→ **Instructions for the task**
Output all entries verbatim. Skip pictures.

→ **Material for the task**

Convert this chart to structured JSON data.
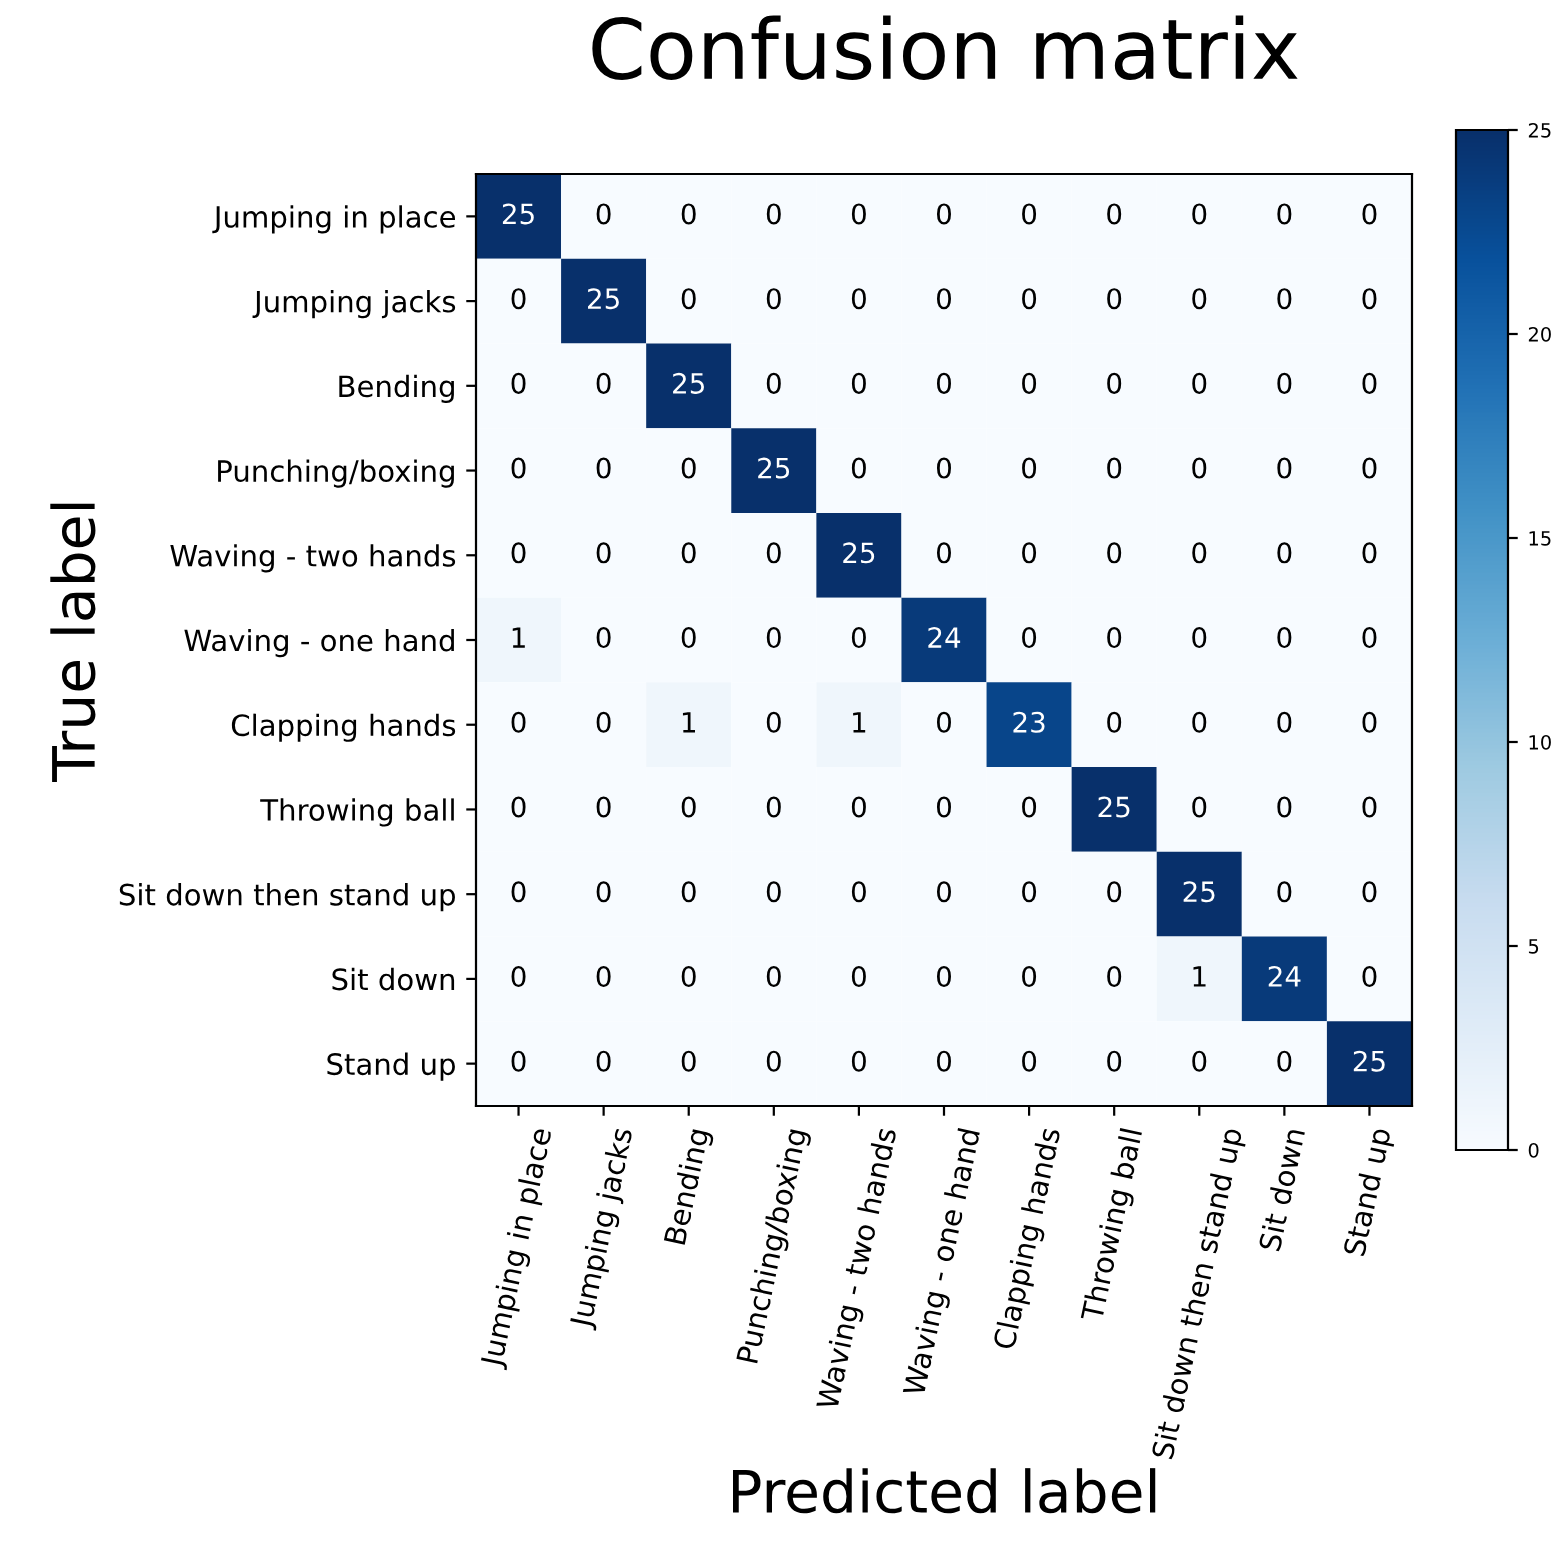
{
  "chart_data": {
    "type": "heatmap",
    "title": "Confusion matrix",
    "xlabel": "Predicted label",
    "ylabel": "True label",
    "categories": [
      "Jumping in place",
      "Jumping jacks",
      "Bending",
      "Punching/boxing",
      "Waving - two hands",
      "Waving - one hand",
      "Clapping hands",
      "Throwing ball",
      "Sit down then stand up",
      "Sit down",
      "Stand up"
    ],
    "y_categories": [
      "Jumping in place",
      "Jumping jacks",
      "Bending",
      "Punching/boxing",
      "Waving - two hands",
      "Waving - one hand",
      "Clapping hands",
      "Throwing ball",
      "Sit down then stand up",
      "Sit down",
      "Stand up"
    ],
    "cells": [
      [
        25,
        0,
        0,
        0,
        0,
        0,
        0,
        0,
        0,
        0,
        0
      ],
      [
        0,
        25,
        0,
        0,
        0,
        0,
        0,
        0,
        0,
        0,
        0
      ],
      [
        0,
        0,
        25,
        0,
        0,
        0,
        0,
        0,
        0,
        0,
        0
      ],
      [
        0,
        0,
        0,
        25,
        0,
        0,
        0,
        0,
        0,
        0,
        0
      ],
      [
        0,
        0,
        0,
        0,
        25,
        0,
        0,
        0,
        0,
        0,
        0
      ],
      [
        1,
        0,
        0,
        0,
        0,
        24,
        0,
        0,
        0,
        0,
        0
      ],
      [
        0,
        0,
        1,
        0,
        1,
        0,
        23,
        0,
        0,
        0,
        0
      ],
      [
        0,
        0,
        0,
        0,
        0,
        0,
        0,
        25,
        0,
        0,
        0
      ],
      [
        0,
        0,
        0,
        0,
        0,
        0,
        0,
        0,
        25,
        0,
        0
      ],
      [
        0,
        0,
        0,
        0,
        0,
        0,
        0,
        0,
        1,
        24,
        0
      ],
      [
        0,
        0,
        0,
        0,
        0,
        0,
        0,
        0,
        0,
        0,
        25
      ]
    ],
    "clim": [
      0,
      25
    ],
    "cticks": [
      0,
      5,
      10,
      15,
      20,
      25
    ],
    "data_labels": true
  }
}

→ **Written solution**
Convert this chart to structured JSON data.
{
  "chart_data": {
    "type": "heatmap",
    "title": "Confusion matrix",
    "xlabel": "Predicted label",
    "ylabel": "True label",
    "categories": [
      "Jumping in place",
      "Jumping jacks",
      "Bending",
      "Punching/boxing",
      "Waving - two hands",
      "Waving - one hand",
      "Clapping hands",
      "Throwing ball",
      "Sit down then stand up",
      "Sit down",
      "Stand up"
    ],
    "y_categories": [
      "Jumping in place",
      "Jumping jacks",
      "Bending",
      "Punching/boxing",
      "Waving - two hands",
      "Waving - one hand",
      "Clapping hands",
      "Throwing ball",
      "Sit down then stand up",
      "Sit down",
      "Stand up"
    ],
    "cells": [
      [
        25,
        0,
        0,
        0,
        0,
        0,
        0,
        0,
        0,
        0,
        0
      ],
      [
        0,
        25,
        0,
        0,
        0,
        0,
        0,
        0,
        0,
        0,
        0
      ],
      [
        0,
        0,
        25,
        0,
        0,
        0,
        0,
        0,
        0,
        0,
        0
      ],
      [
        0,
        0,
        0,
        25,
        0,
        0,
        0,
        0,
        0,
        0,
        0
      ],
      [
        0,
        0,
        0,
        0,
        25,
        0,
        0,
        0,
        0,
        0,
        0
      ],
      [
        1,
        0,
        0,
        0,
        0,
        24,
        0,
        0,
        0,
        0,
        0
      ],
      [
        0,
        0,
        1,
        0,
        1,
        0,
        23,
        0,
        0,
        0,
        0
      ],
      [
        0,
        0,
        0,
        0,
        0,
        0,
        0,
        25,
        0,
        0,
        0
      ],
      [
        0,
        0,
        0,
        0,
        0,
        0,
        0,
        0,
        25,
        0,
        0
      ],
      [
        0,
        0,
        0,
        0,
        0,
        0,
        0,
        0,
        1,
        24,
        0
      ],
      [
        0,
        0,
        0,
        0,
        0,
        0,
        0,
        0,
        0,
        0,
        25
      ]
    ],
    "clim": [
      0,
      25
    ],
    "cticks": [
      0,
      5,
      10,
      15,
      20,
      25
    ],
    "data_labels": true
  }
}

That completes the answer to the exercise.